## WHAT NEEDS TO BE DONE
Going through the material below, please gather all lines with the word "Rules" in them.

··· RECORDED INFORMATION ···

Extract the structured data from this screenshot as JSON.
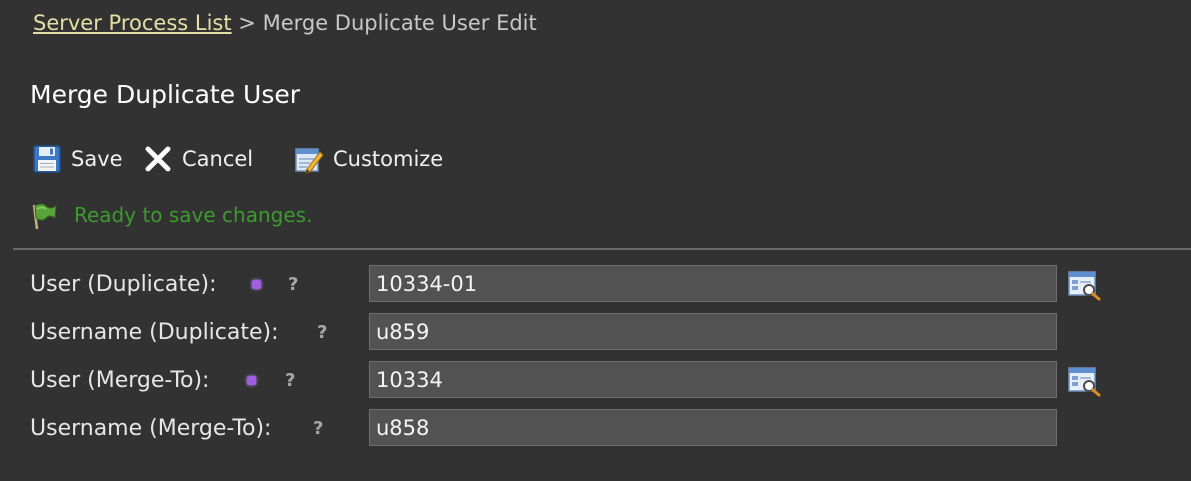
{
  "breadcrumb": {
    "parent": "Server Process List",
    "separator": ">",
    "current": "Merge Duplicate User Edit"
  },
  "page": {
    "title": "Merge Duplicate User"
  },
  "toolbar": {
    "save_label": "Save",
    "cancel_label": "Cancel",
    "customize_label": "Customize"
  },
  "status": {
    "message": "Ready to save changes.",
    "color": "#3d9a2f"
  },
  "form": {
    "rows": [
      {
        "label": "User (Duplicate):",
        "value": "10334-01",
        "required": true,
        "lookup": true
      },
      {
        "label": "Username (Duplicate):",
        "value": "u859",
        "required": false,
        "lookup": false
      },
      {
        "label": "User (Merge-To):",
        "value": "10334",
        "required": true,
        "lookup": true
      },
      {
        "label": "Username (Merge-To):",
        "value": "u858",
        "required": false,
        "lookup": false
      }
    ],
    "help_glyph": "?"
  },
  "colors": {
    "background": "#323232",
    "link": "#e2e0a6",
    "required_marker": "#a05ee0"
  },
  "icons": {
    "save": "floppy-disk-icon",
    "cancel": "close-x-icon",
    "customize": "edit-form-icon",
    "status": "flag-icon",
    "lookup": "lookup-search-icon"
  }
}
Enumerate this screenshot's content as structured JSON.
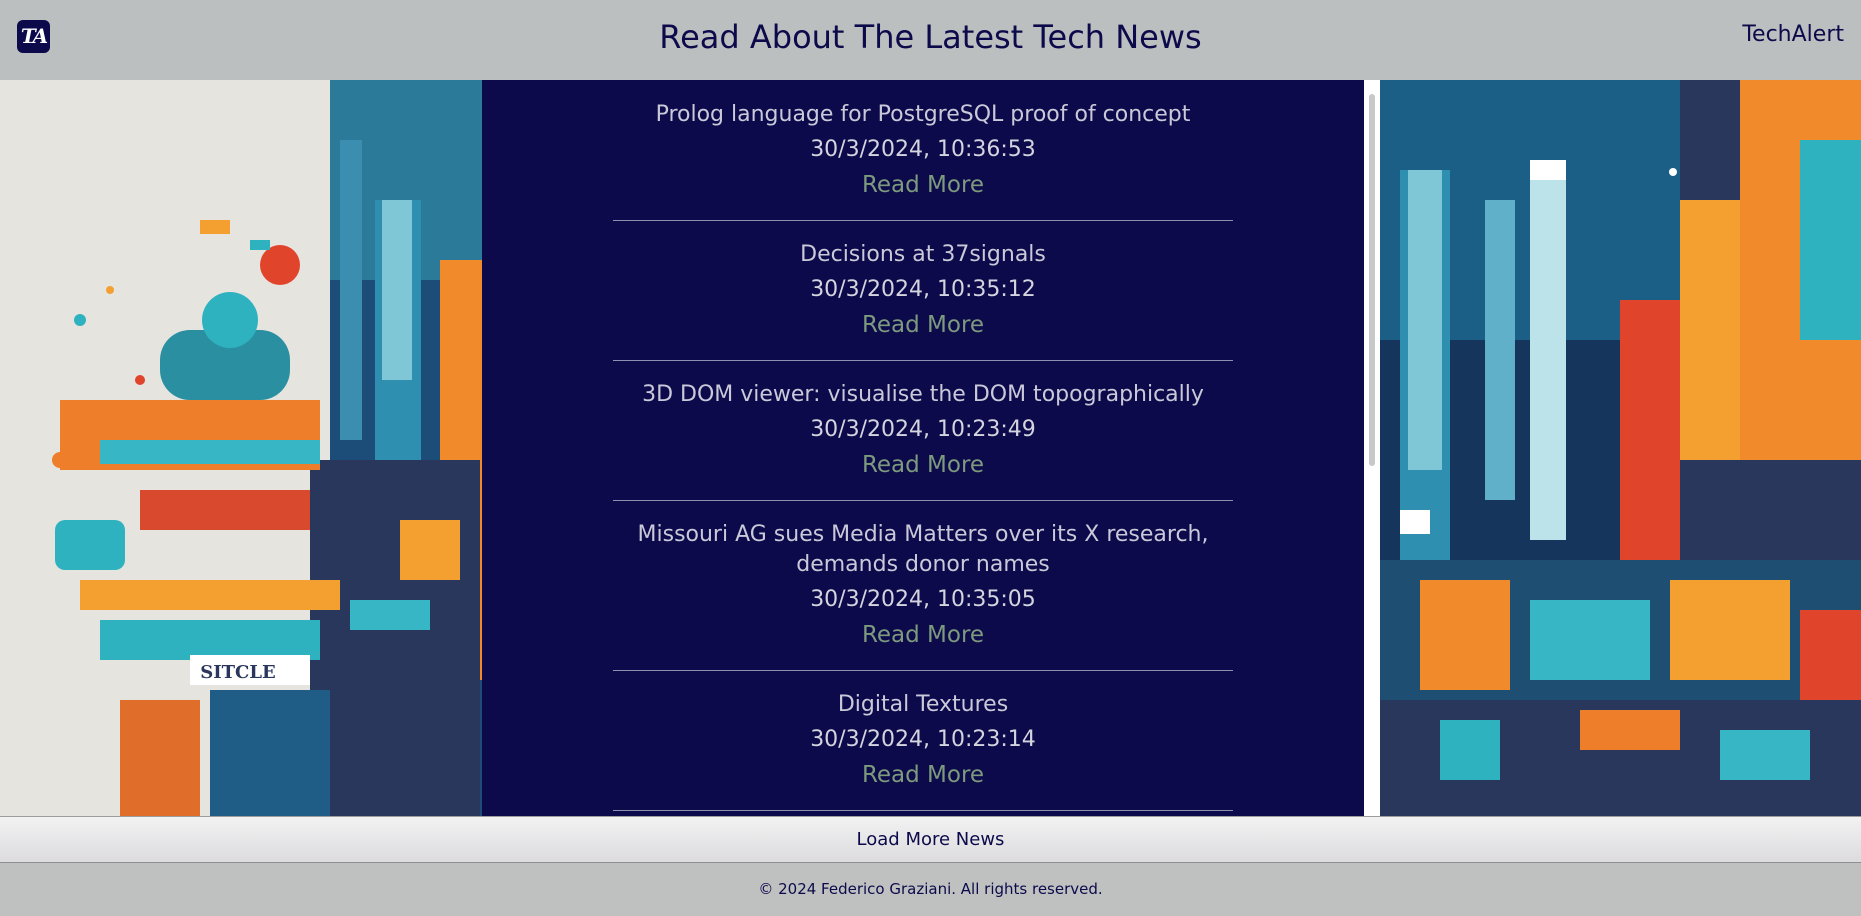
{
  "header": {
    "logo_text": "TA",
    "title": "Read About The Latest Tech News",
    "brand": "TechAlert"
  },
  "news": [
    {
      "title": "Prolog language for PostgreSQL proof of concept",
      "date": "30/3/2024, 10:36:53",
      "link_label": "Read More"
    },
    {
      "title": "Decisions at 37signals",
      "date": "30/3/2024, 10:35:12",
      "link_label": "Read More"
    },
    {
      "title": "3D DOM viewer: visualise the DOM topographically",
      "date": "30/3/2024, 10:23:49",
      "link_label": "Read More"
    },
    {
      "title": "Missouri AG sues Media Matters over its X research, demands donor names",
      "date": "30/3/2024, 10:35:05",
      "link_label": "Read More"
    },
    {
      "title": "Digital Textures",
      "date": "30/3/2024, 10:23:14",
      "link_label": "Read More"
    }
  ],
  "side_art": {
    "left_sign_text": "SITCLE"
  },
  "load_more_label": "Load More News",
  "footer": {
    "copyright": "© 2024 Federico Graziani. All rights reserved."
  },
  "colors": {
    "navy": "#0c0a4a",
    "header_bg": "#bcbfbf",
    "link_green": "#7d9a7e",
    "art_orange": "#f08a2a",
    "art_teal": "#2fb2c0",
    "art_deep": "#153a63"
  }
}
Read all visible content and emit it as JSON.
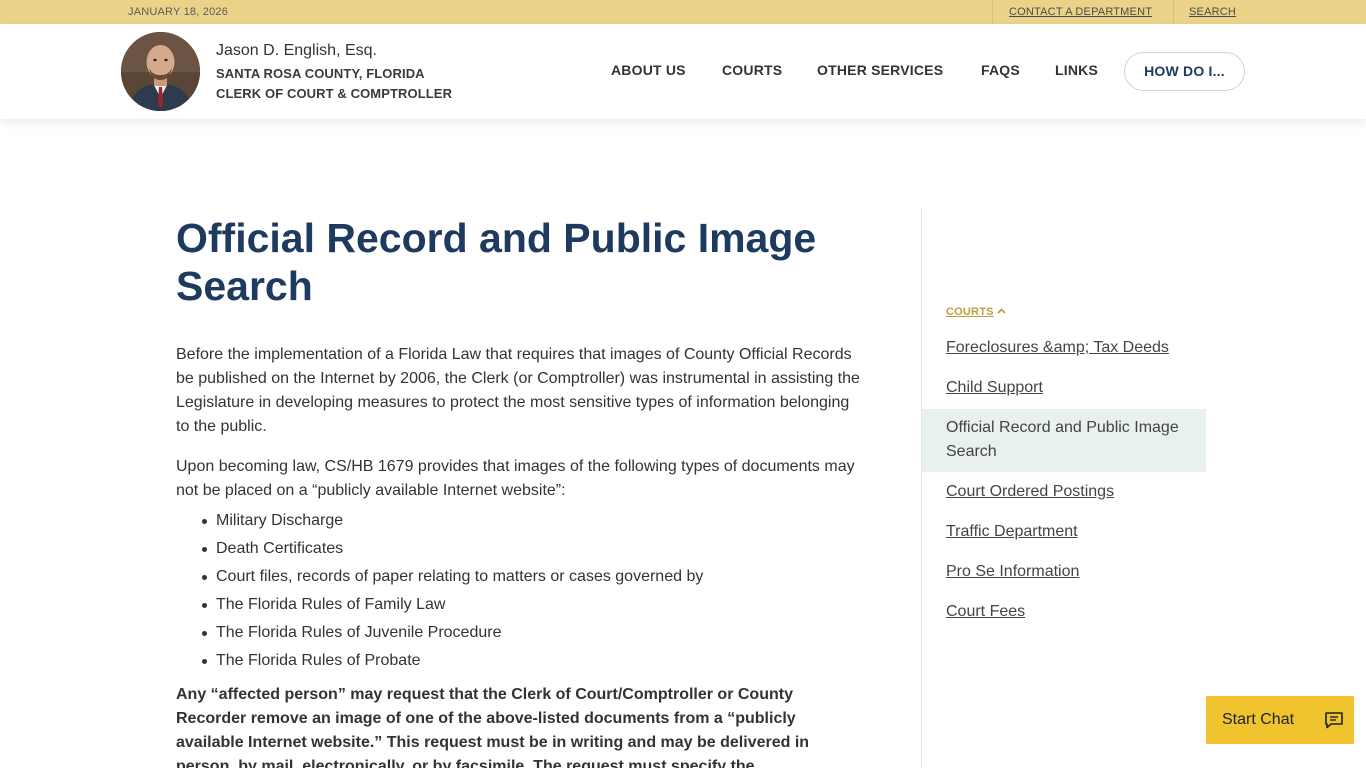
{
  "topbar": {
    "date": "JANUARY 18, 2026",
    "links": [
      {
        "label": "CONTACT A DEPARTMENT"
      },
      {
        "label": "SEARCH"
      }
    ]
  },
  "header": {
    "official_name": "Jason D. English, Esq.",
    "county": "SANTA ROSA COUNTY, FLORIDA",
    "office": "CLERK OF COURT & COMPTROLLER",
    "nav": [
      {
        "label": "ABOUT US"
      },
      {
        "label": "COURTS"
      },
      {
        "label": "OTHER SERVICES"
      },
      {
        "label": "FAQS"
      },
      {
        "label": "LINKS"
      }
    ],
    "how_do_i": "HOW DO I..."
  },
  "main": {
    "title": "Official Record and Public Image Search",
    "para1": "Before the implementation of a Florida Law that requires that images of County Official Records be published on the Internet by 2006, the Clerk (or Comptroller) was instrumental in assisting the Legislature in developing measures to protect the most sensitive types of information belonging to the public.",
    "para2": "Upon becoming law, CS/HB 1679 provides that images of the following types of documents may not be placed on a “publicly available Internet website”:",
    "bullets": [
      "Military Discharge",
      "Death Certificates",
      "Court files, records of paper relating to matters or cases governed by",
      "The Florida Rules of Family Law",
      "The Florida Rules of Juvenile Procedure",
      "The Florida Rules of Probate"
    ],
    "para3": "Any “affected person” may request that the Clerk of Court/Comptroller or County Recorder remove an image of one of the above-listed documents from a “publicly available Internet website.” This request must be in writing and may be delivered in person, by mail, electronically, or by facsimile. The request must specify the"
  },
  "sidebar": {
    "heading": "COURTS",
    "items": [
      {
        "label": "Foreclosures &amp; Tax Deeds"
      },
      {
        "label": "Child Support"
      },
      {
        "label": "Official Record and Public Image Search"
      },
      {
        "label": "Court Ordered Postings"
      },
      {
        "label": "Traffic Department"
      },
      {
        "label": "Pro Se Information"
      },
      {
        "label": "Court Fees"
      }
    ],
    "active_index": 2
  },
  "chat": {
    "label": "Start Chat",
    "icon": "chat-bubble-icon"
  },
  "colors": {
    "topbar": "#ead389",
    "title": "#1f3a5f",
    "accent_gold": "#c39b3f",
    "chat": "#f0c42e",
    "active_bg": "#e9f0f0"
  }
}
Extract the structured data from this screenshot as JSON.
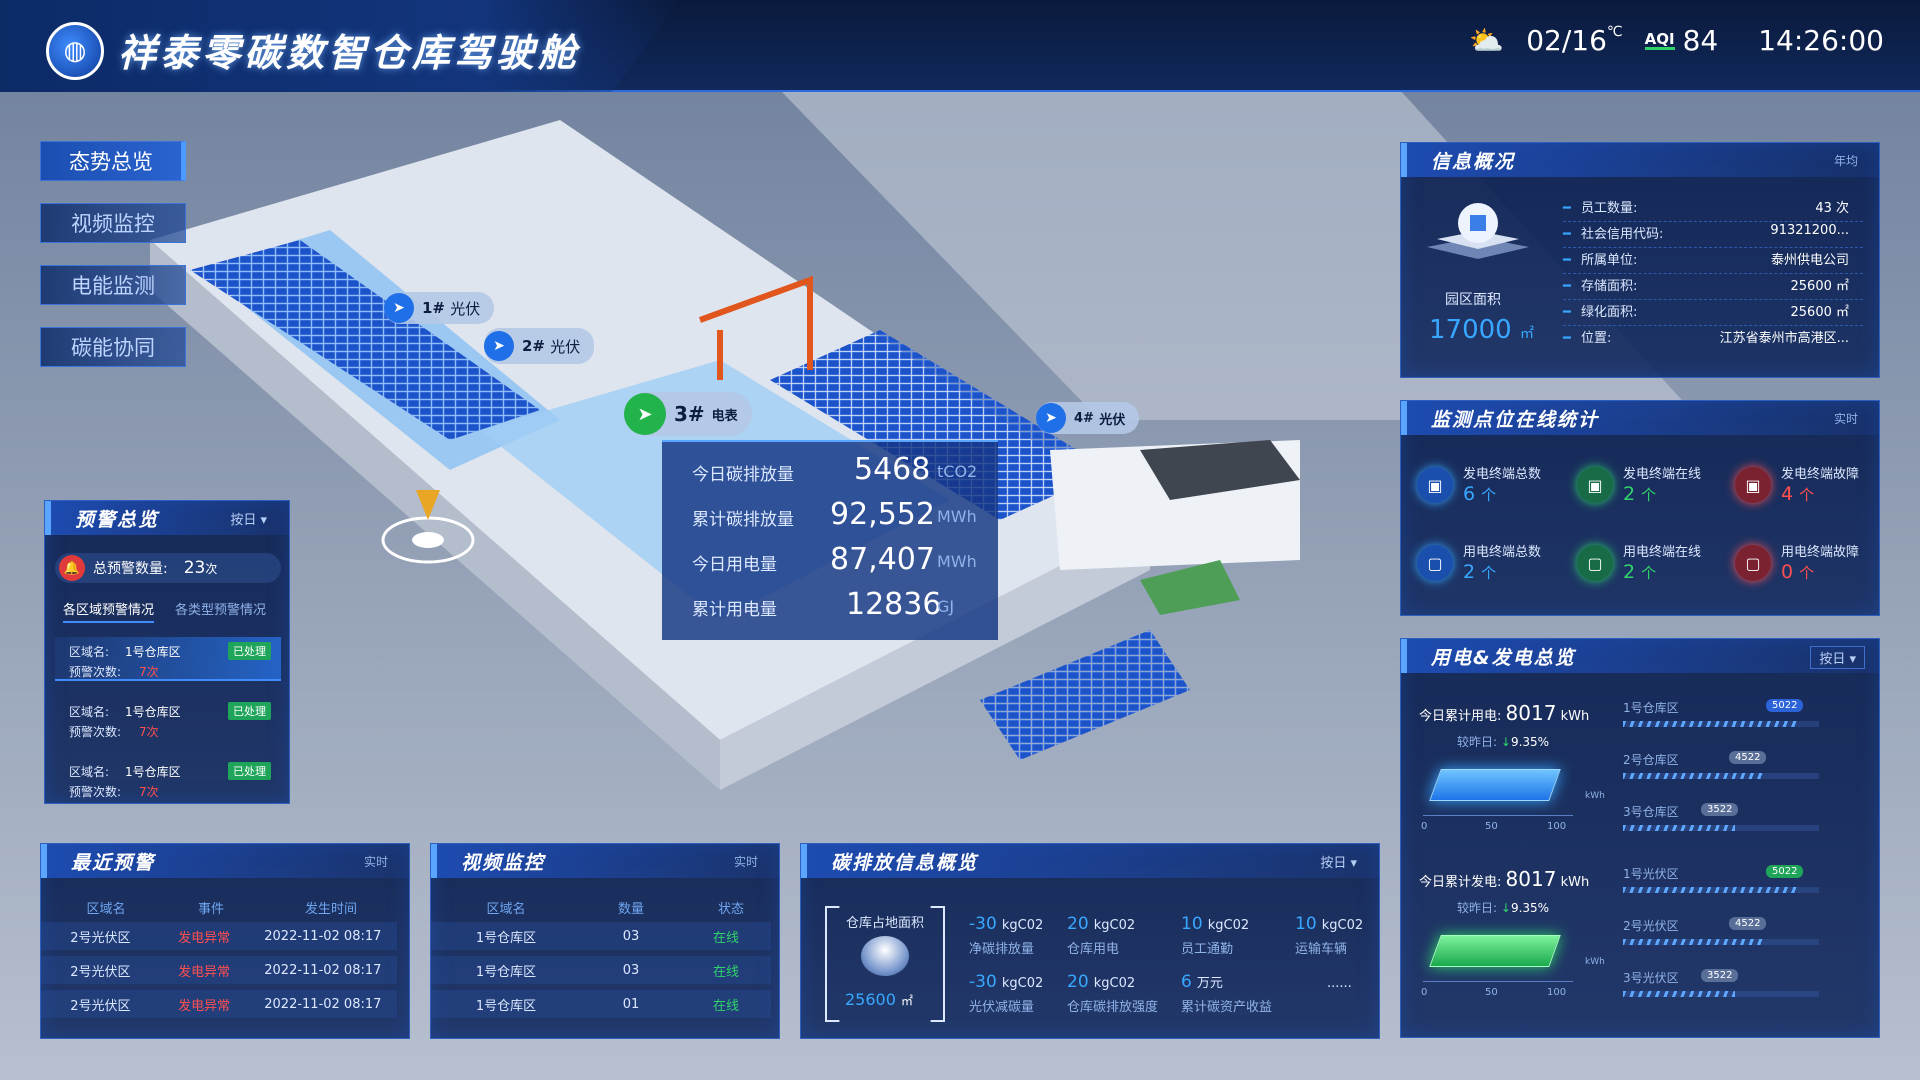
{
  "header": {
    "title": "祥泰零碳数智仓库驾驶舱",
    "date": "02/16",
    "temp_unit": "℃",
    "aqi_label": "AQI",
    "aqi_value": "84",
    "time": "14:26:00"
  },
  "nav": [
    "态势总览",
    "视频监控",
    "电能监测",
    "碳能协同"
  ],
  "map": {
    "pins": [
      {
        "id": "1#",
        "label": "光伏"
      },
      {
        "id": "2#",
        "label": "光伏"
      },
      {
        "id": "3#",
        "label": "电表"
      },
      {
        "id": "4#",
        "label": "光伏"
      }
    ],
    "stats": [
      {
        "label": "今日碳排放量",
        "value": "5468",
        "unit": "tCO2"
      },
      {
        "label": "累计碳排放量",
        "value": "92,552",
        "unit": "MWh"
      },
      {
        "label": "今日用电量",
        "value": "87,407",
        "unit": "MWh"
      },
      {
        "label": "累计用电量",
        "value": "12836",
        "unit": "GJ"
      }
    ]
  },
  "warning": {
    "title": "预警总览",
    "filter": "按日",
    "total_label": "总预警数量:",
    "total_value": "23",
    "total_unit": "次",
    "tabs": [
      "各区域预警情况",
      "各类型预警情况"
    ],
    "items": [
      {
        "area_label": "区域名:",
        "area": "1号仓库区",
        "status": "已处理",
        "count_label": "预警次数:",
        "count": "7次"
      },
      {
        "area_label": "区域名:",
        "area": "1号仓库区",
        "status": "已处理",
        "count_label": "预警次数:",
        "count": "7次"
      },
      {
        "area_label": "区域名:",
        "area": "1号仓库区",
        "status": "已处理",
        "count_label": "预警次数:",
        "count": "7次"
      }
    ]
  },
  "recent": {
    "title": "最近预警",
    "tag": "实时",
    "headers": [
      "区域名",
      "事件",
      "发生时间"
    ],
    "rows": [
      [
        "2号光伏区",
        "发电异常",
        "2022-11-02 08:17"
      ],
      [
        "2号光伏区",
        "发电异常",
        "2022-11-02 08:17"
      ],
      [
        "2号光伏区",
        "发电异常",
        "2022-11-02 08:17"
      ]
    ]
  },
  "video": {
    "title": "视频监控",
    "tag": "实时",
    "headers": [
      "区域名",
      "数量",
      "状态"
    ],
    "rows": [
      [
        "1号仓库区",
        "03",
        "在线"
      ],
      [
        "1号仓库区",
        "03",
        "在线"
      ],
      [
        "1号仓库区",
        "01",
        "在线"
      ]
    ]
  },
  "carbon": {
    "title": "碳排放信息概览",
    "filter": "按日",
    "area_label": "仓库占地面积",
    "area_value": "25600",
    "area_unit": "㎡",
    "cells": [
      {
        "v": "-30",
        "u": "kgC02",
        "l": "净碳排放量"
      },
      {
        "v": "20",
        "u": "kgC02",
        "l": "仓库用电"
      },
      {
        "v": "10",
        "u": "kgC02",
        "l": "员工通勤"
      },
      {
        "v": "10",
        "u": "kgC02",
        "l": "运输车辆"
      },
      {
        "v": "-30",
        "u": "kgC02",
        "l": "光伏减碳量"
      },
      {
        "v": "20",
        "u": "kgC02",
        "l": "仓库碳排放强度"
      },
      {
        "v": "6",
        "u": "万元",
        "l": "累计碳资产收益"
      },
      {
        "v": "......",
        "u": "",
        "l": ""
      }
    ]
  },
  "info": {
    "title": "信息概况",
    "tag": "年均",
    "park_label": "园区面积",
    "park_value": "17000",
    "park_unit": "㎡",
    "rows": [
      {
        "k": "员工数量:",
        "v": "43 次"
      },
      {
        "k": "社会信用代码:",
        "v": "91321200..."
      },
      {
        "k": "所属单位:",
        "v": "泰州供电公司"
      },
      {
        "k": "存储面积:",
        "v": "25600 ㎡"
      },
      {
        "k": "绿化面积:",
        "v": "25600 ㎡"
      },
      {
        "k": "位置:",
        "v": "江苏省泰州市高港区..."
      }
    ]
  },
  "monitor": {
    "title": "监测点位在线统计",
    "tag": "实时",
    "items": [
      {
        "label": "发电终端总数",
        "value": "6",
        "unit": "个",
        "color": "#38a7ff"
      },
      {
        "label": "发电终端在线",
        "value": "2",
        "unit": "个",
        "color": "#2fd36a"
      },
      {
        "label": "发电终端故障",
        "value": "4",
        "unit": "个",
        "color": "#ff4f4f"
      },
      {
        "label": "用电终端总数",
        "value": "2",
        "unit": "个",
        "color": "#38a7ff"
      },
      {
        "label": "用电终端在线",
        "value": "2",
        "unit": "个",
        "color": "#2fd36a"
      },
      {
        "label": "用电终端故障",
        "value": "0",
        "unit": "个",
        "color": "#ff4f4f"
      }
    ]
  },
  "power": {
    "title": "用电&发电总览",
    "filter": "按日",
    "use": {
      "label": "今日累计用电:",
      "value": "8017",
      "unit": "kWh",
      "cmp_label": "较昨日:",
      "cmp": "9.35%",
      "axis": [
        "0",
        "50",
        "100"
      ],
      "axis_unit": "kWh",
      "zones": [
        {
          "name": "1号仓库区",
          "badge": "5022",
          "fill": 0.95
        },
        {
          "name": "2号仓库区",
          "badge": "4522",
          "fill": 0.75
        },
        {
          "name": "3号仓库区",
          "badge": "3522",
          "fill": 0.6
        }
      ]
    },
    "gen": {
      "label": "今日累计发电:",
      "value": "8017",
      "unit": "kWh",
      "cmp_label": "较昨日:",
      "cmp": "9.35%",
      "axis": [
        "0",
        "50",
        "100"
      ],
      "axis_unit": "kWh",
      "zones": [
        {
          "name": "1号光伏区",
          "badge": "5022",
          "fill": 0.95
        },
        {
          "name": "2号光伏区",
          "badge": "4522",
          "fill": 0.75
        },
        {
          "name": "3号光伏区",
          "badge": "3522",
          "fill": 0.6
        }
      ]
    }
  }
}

···

## FULL OUTPUT
      "The Florida Rules of Family Law",
      "The Florida Rules of Juvenile Procedure",
      "The Florida Rules of Probate"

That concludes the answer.